(Dataset items)
▼
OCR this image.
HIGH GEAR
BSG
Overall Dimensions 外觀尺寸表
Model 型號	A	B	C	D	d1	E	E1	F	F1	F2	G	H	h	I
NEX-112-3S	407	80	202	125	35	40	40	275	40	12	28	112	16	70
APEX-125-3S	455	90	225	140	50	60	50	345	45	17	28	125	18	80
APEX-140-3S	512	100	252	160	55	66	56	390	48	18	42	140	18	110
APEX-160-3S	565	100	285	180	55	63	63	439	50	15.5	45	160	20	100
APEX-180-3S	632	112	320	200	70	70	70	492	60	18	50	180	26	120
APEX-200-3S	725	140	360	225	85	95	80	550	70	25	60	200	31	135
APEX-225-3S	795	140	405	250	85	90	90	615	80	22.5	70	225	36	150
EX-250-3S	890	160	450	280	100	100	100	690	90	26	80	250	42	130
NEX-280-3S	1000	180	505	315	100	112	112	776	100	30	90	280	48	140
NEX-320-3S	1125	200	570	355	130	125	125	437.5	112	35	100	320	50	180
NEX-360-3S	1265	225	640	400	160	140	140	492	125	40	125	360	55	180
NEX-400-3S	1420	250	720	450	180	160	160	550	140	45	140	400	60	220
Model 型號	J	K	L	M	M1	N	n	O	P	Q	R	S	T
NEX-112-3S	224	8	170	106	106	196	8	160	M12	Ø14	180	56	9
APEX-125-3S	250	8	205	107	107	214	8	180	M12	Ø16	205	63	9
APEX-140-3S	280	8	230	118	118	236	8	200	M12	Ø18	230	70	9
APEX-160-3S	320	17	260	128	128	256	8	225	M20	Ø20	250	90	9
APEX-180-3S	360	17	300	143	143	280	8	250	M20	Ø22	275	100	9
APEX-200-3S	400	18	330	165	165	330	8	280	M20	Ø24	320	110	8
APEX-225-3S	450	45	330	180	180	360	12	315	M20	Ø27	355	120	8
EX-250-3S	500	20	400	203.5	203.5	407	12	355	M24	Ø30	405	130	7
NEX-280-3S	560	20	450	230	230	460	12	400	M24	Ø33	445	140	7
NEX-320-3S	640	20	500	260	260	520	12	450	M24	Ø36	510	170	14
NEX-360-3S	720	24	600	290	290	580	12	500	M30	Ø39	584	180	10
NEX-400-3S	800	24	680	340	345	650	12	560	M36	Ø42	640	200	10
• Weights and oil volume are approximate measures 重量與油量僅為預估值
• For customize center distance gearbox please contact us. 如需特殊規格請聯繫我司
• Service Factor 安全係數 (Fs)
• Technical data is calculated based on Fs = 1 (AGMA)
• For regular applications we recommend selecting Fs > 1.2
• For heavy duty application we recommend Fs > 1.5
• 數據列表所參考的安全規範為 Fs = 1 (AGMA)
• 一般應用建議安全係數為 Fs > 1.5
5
▲
Work to be completed: Select all lines with the word "Model" from the entries above.

Written response:
Model 型號	A	B	C	D	d1	E	E1	F	F1	F2	G	H	h	I
Model 型號	J	K	L	M	M1	N	n	O	P	Q	R	S	T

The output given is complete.